• **The request**
Write out each line of the listing as it stands, without the images.
——————
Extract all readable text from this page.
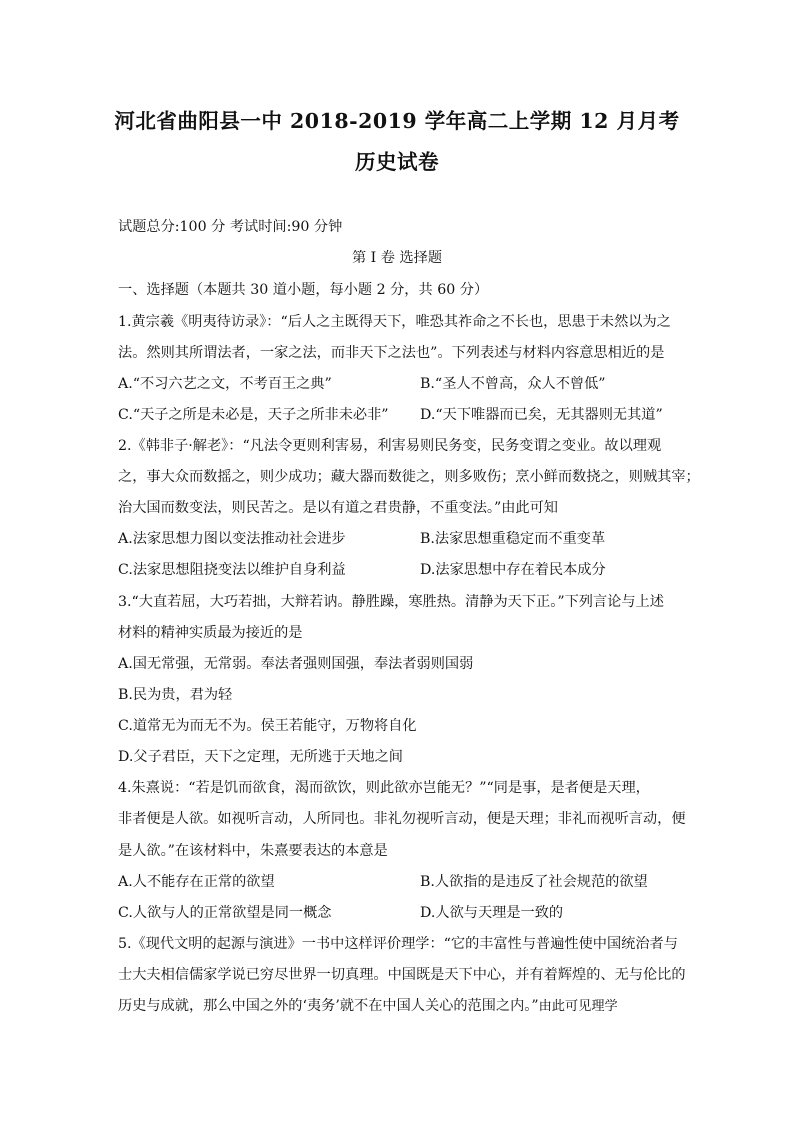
河北省曲阳县一中 2018-2019 学年高二上学期 12 月月考
历史试卷
试题总分:100 分 考试时间:90 分钟
第 I 卷 选择题
一、选择题（本题共 30 道小题，每小题 2 分，共 60 分）
1.黄宗羲《明夷待访录》：“后人之主既得天下，唯恐其祚命之不长也，思患于未然以为之
法。然则其所谓法者，一家之法，而非天下之法也”。下列表述与材料内容意思相近的是
A.“不习六艺之文，不考百王之典”	B.“圣人不曾高，众人不曾低”
C.“天子之所是未必是，天子之所非未必非” D.“天下唯器而已矣，无其器则无其道”
2.《韩非子·解老》：“凡法令更则利害易，利害易则民务变，民务变谓之变业。故以理观
之，事大众而数摇之，则少成功；藏大器而数徙之，则多败伤；烹小鲜而数挠之，则贼其宰；
治大国而数变法，则民苦之。是以有道之君贵静，不重变法。”由此可知
A.法家思想力图以变法推动社会进步	B.法家思想重稳定而不重变革
C.法家思想阻挠变法以维护自身利益	D.法家思想中存在着民本成分
3.“大直若屈，大巧若拙，大辩若讷。静胜躁，寒胜热。清静为天下正。”下列言论与上述
材料的精神实质最为接近的是
A.国无常强，无常弱。奉法者强则国强，奉法者弱则国弱
B.民为贵，君为轻
C.道常无为而无不为。侯王若能守，万物将自化
D.父子君臣，天下之定理，无所逃于天地之间
4.朱熹说：“若是饥而欲食，渴而欲饮，则此欲亦岂能无？”“同是事，是者便是天理，
非者便是人欲。如视听言动，人所同也。非礼勿视听言动，便是天理；非礼而视听言动，便
是人欲。”在该材料中，朱熹要表达的本意是
A.人不能存在正常的欲望	B.人欲指的是违反了社会规范的欲望
C.人欲与人的正常欲望是同一概念	D.人欲与天理是一致的
5.《现代文明的起源与演进》一书中这样评价理学：“它的丰富性与普遍性使中国统治者与
士大夫相信儒家学说已穷尽世界一切真理。中国既是天下中心，并有着辉煌的、无与伦比的
历史与成就，那么中国之外的‘夷务’就不在中国人关心的范围之内。”由此可见理学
——————
• **Solution to the exercise**
Extract all readable text from this page.
河北省曲阳县一中 2018-2019 学年高二上学期 12 月月考
历史试卷
试题总分:100 分 考试时间:90 分钟
第 I 卷 选择题
一、选择题（本题共 30 道小题，每小题 2 分，共 60 分）
1.黄宗羲《明夷待访录》：“后人之主既得天下，唯恐其祚命之不长也，思患于未然以为之
法。然则其所谓法者，一家之法，而非天下之法也”。下列表述与材料内容意思相近的是
A.“不习六艺之文，不考百王之典”	B.“圣人不曾高，众人不曾低”
C.“天子之所是未必是，天子之所非未必非” D.“天下唯器而已矣，无其器则无其道”
2.《韩非子·解老》：“凡法令更则利害易，利害易则民务变，民务变谓之变业。故以理观
之，事大众而数摇之，则少成功；藏大器而数徙之，则多败伤；烹小鲜而数挠之，则贼其宰；
治大国而数变法，则民苦之。是以有道之君贵静，不重变法。”由此可知
A.法家思想力图以变法推动社会进步	B.法家思想重稳定而不重变革
C.法家思想阻挠变法以维护自身利益	D.法家思想中存在着民本成分
3.“大直若屈，大巧若拙，大辩若讷。静胜躁，寒胜热。清静为天下正。”下列言论与上述
材料的精神实质最为接近的是
A.国无常强，无常弱。奉法者强则国强，奉法者弱则国弱
B.民为贵，君为轻
C.道常无为而无不为。侯王若能守，万物将自化
D.父子君臣，天下之定理，无所逃于天地之间
4.朱熹说：“若是饥而欲食，渴而欲饮，则此欲亦岂能无？”“同是事，是者便是天理，
非者便是人欲。如视听言动，人所同也。非礼勿视听言动，便是天理；非礼而视听言动，便
是人欲。”在该材料中，朱熹要表达的本意是
A.人不能存在正常的欲望	B.人欲指的是违反了社会规范的欲望
C.人欲与人的正常欲望是同一概念	D.人欲与天理是一致的
5.《现代文明的起源与演进》一书中这样评价理学：“它的丰富性与普遍性使中国统治者与
士大夫相信儒家学说已穷尽世界一切真理。中国既是天下中心，并有着辉煌的、无与伦比的
历史与成就，那么中国之外的‘夷务’就不在中国人关心的范围之内。”由此可见理学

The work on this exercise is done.